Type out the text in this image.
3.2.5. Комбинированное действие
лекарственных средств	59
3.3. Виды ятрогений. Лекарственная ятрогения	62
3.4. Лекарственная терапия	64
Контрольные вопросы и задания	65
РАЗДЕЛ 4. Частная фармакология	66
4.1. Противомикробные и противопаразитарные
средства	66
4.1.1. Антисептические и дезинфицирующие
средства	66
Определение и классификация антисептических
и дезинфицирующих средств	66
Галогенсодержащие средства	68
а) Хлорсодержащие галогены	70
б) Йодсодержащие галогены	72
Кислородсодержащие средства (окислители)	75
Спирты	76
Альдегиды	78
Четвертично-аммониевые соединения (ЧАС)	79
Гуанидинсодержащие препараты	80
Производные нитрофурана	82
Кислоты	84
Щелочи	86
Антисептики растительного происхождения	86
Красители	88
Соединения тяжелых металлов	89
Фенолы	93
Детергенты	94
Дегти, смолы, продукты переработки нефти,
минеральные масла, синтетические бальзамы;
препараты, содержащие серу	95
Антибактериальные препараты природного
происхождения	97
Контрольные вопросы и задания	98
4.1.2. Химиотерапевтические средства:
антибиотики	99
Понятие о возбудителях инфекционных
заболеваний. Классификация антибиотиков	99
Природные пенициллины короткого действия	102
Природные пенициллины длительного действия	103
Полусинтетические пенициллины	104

### Written exercise
Copy each line above that contains the string "Природные".

### Full answer
Природные пенициллины короткого действия	102
Природные пенициллины длительного действия	103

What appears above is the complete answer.